Task instructions:
Return the count of lines that hold the string "color", with no other words.

Rows from a figure dataset:
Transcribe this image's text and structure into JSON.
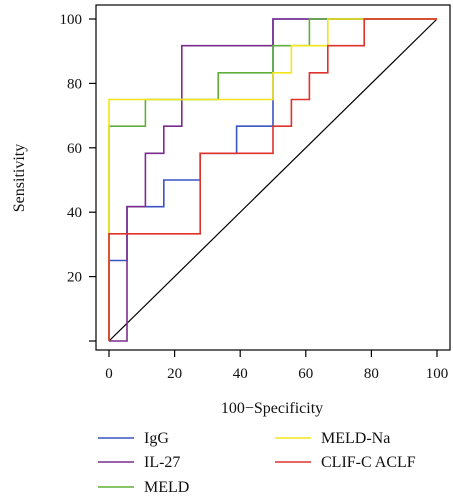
{
  "chart_data": {
    "type": "line",
    "title": "",
    "xlabel": "100−Specificity",
    "ylabel": "Sensitivity",
    "xlim": [
      0,
      100
    ],
    "ylim": [
      0,
      100
    ],
    "x_ticks": [
      "0",
      "20",
      "40",
      "60",
      "80",
      "100"
    ],
    "y_ticks": [
      "20",
      "40",
      "60",
      "80",
      "100"
    ],
    "grid": false,
    "legend_position": "bottom",
    "reference_line": {
      "from": [
        0,
        0
      ],
      "to": [
        100,
        100
      ],
      "color": "#000000"
    },
    "series": [
      {
        "name": "IgG",
        "color": "#3b54c4",
        "points": [
          [
            0,
            0
          ],
          [
            0,
            25
          ],
          [
            5.5,
            25
          ],
          [
            5.5,
            41.7
          ],
          [
            16.7,
            41.7
          ],
          [
            16.7,
            50
          ],
          [
            27.8,
            50
          ],
          [
            27.8,
            58.3
          ],
          [
            38.9,
            58.3
          ],
          [
            38.9,
            66.7
          ],
          [
            50,
            66.7
          ],
          [
            50,
            100
          ],
          [
            100,
            100
          ]
        ]
      },
      {
        "name": "IL-27",
        "color": "#7b2d8e",
        "points": [
          [
            0,
            0
          ],
          [
            5.5,
            0
          ],
          [
            5.5,
            41.7
          ],
          [
            11.1,
            41.7
          ],
          [
            11.1,
            58.3
          ],
          [
            16.7,
            58.3
          ],
          [
            16.7,
            66.7
          ],
          [
            22.2,
            66.7
          ],
          [
            22.2,
            91.7
          ],
          [
            50,
            91.7
          ],
          [
            50,
            100
          ],
          [
            100,
            100
          ]
        ]
      },
      {
        "name": "MELD",
        "color": "#5fb03a",
        "points": [
          [
            0,
            0
          ],
          [
            0,
            66.7
          ],
          [
            11.1,
            66.7
          ],
          [
            11.1,
            75
          ],
          [
            33.3,
            75
          ],
          [
            33.3,
            83.3
          ],
          [
            50,
            83.3
          ],
          [
            50,
            91.7
          ],
          [
            61.1,
            91.7
          ],
          [
            61.1,
            100
          ],
          [
            100,
            100
          ]
        ]
      },
      {
        "name": "MELD-Na",
        "color": "#f2e619",
        "points": [
          [
            0,
            0
          ],
          [
            0,
            75
          ],
          [
            50,
            75
          ],
          [
            50,
            83.3
          ],
          [
            55.6,
            83.3
          ],
          [
            55.6,
            91.7
          ],
          [
            66.7,
            91.7
          ],
          [
            66.7,
            100
          ],
          [
            100,
            100
          ]
        ]
      },
      {
        "name": "CLIF-C ACLF",
        "color": "#e0312b",
        "points": [
          [
            0,
            0
          ],
          [
            0,
            33.3
          ],
          [
            27.8,
            33.3
          ],
          [
            27.8,
            58.3
          ],
          [
            50,
            58.3
          ],
          [
            50,
            66.7
          ],
          [
            55.6,
            66.7
          ],
          [
            55.6,
            75
          ],
          [
            61.1,
            75
          ],
          [
            61.1,
            83.3
          ],
          [
            66.7,
            83.3
          ],
          [
            66.7,
            91.7
          ],
          [
            77.8,
            91.7
          ],
          [
            77.8,
            100
          ],
          [
            100,
            100
          ]
        ]
      }
    ]
  }
}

Finished task:
6